**STATED TASK**: Pull out every line from the listing that has the word "image".

-- START OF MATERIAL SUPPLIED --

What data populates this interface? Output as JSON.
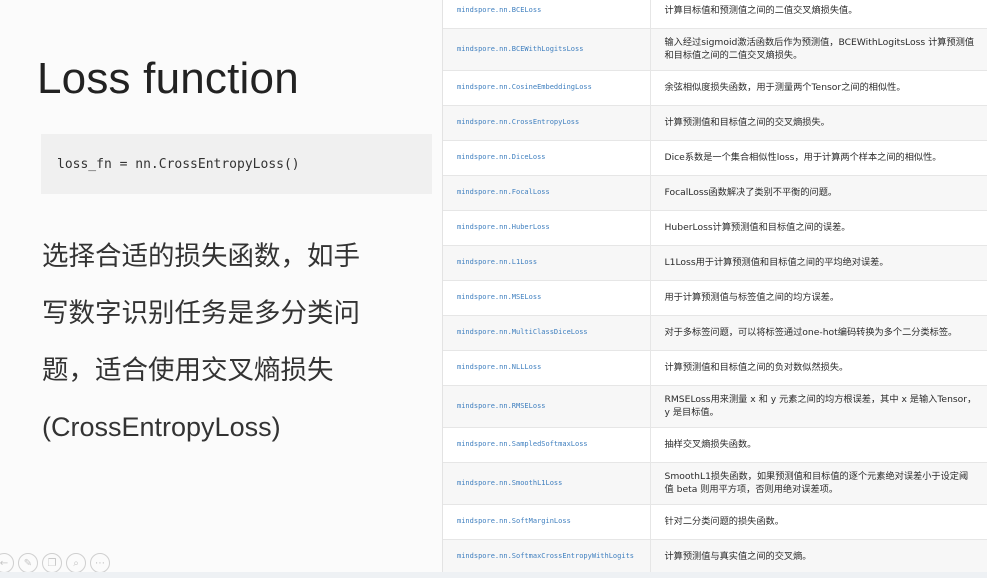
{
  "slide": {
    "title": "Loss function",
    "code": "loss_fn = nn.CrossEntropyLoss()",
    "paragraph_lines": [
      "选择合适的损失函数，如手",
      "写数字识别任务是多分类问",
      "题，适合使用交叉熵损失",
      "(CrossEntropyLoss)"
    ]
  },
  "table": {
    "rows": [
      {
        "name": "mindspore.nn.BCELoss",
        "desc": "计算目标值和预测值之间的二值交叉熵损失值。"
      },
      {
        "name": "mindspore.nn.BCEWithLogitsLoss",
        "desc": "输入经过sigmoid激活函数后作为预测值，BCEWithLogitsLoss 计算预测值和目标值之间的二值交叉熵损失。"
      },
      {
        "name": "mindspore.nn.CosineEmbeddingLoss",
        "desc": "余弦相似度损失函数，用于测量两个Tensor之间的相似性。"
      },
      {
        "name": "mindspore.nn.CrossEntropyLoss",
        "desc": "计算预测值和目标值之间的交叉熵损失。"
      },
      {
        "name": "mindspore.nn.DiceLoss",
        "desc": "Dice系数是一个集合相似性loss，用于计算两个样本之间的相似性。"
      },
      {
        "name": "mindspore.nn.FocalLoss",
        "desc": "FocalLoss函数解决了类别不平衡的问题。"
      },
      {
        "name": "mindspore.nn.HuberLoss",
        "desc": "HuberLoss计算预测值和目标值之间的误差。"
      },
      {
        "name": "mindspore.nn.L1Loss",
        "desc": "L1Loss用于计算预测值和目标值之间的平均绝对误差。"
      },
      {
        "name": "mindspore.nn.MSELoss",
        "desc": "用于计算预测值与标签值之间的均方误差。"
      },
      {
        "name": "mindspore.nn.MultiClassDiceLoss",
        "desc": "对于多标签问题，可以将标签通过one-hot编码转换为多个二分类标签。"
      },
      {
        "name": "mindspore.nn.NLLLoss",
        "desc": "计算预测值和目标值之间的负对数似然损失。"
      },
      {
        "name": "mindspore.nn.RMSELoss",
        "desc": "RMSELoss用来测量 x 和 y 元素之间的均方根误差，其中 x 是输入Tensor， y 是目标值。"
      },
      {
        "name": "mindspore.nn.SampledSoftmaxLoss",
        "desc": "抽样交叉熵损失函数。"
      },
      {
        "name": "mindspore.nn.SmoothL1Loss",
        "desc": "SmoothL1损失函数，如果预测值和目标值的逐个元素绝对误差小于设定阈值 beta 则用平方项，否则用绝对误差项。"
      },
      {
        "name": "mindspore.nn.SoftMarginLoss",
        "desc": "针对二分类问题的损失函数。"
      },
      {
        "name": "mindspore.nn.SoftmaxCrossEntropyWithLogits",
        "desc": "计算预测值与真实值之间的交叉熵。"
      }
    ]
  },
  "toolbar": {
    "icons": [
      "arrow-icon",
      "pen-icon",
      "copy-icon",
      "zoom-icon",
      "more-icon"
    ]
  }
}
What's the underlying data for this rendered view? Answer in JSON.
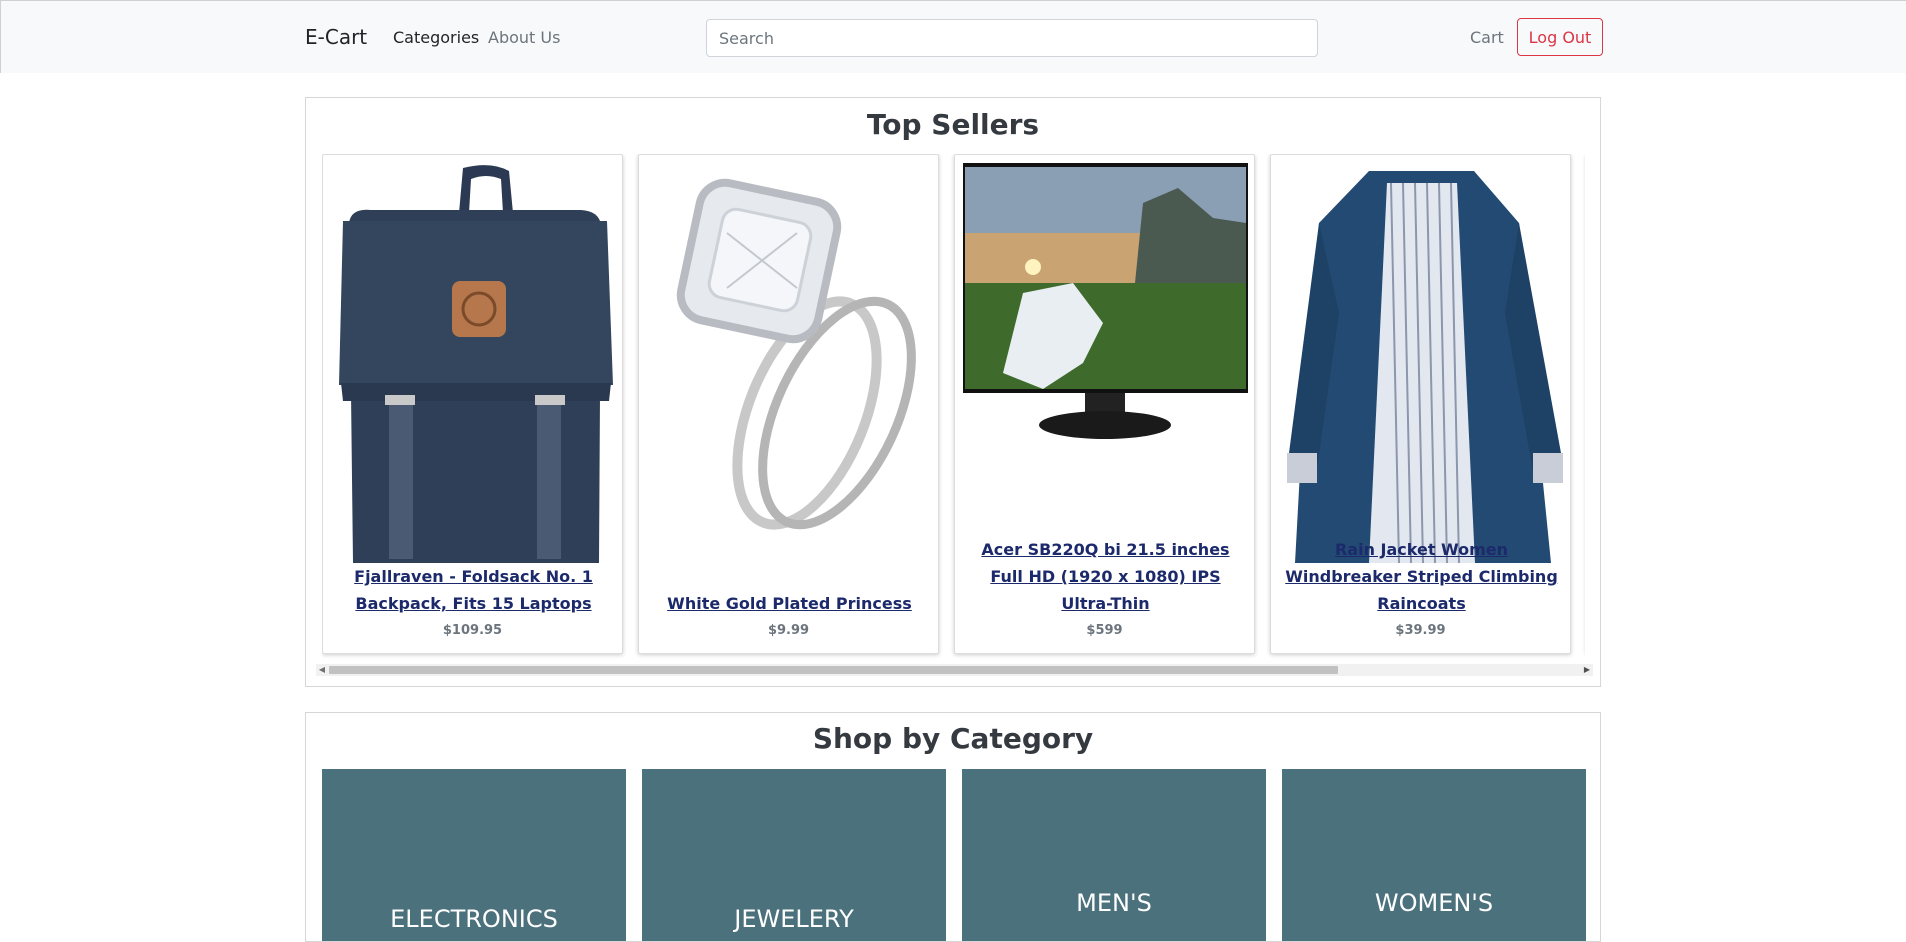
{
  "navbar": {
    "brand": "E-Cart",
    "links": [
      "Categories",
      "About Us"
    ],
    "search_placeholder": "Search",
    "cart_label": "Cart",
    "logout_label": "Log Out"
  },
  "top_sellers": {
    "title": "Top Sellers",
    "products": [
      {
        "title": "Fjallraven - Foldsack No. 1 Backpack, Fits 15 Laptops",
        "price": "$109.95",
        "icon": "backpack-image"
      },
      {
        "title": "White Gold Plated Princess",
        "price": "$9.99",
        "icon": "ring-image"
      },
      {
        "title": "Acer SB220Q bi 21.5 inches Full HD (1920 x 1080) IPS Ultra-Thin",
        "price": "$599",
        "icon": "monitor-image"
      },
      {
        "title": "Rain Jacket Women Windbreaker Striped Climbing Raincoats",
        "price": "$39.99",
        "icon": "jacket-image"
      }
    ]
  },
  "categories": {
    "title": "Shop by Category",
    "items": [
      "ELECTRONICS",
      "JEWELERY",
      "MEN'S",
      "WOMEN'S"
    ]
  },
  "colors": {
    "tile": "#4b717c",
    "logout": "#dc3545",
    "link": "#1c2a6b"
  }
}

-- END OF MATERIAL SUPPLIED --
-- START OF MATERIAL SUPPLIED --

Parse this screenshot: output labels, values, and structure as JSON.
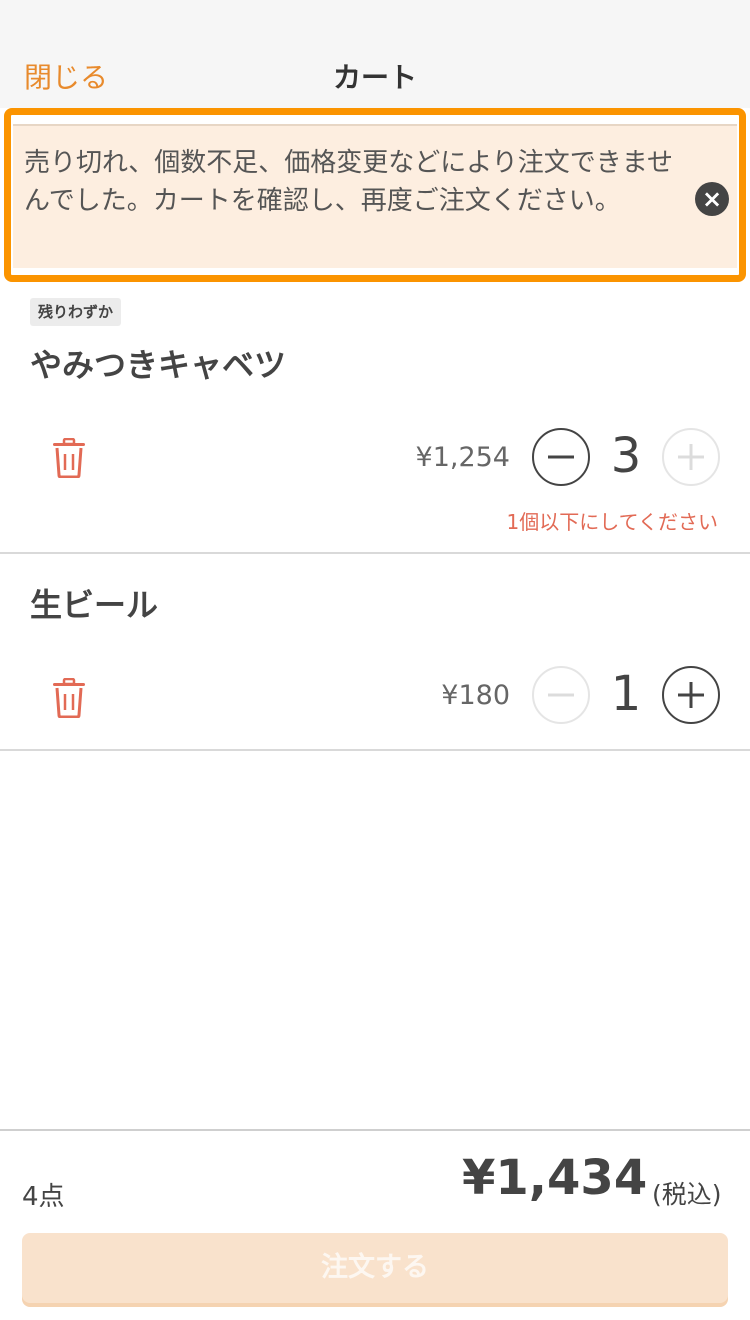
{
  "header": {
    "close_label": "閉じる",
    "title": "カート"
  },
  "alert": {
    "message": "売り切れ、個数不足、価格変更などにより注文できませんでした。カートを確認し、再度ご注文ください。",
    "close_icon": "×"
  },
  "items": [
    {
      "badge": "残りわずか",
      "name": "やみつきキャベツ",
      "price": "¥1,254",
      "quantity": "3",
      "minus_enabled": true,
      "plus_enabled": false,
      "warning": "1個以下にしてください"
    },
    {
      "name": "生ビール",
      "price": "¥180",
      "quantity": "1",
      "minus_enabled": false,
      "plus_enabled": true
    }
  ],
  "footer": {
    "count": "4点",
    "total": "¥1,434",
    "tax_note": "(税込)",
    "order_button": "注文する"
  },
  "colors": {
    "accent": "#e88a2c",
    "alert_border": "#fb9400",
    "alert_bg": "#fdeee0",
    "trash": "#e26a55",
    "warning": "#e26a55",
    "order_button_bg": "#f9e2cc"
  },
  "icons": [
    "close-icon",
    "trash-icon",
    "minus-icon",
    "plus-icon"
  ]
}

-- END OF MATERIAL SUPPLIED --
-- START OF MATERIAL SUPPLIED --

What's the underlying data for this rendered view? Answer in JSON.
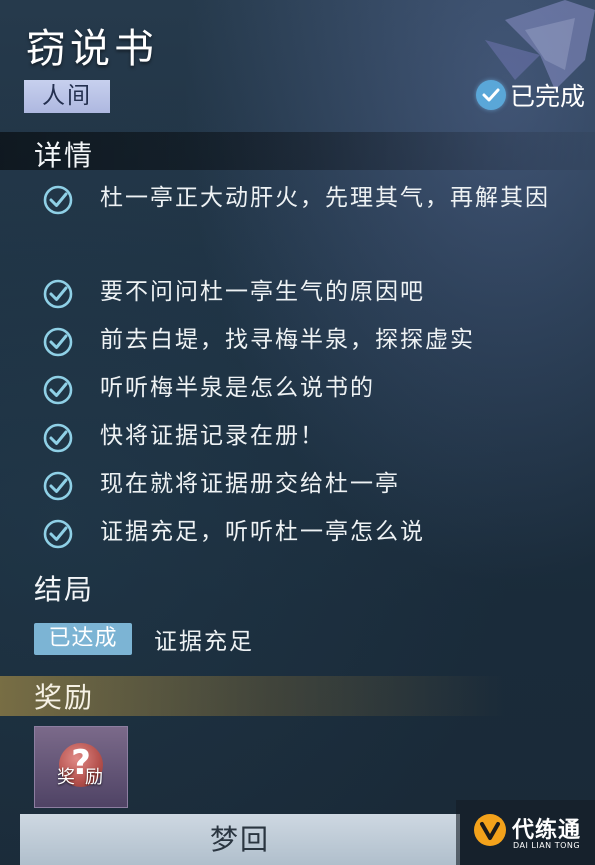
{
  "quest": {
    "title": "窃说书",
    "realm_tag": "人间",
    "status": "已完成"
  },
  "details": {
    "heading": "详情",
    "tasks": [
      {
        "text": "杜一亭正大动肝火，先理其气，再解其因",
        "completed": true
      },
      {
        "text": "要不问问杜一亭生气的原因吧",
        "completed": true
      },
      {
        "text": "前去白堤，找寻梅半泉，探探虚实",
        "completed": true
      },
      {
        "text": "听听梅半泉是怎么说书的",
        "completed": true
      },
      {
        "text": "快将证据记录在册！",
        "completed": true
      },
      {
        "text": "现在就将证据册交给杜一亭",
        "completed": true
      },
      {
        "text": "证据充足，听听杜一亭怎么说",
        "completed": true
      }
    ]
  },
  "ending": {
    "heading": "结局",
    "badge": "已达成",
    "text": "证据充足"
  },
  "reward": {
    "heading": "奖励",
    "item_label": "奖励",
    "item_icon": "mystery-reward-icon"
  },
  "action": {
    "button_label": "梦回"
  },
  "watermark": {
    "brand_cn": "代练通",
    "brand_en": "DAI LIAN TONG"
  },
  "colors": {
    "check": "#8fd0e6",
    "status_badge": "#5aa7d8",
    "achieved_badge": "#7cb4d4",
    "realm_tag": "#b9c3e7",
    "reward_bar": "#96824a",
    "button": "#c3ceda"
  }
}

-- END OF MATERIAL SUPPLIED --

**FULL ANSWER**:
        "icon": "backpack-image"
        "icon": "ring-image"
        "icon": "monitor-image"
        "icon": "jacket-image"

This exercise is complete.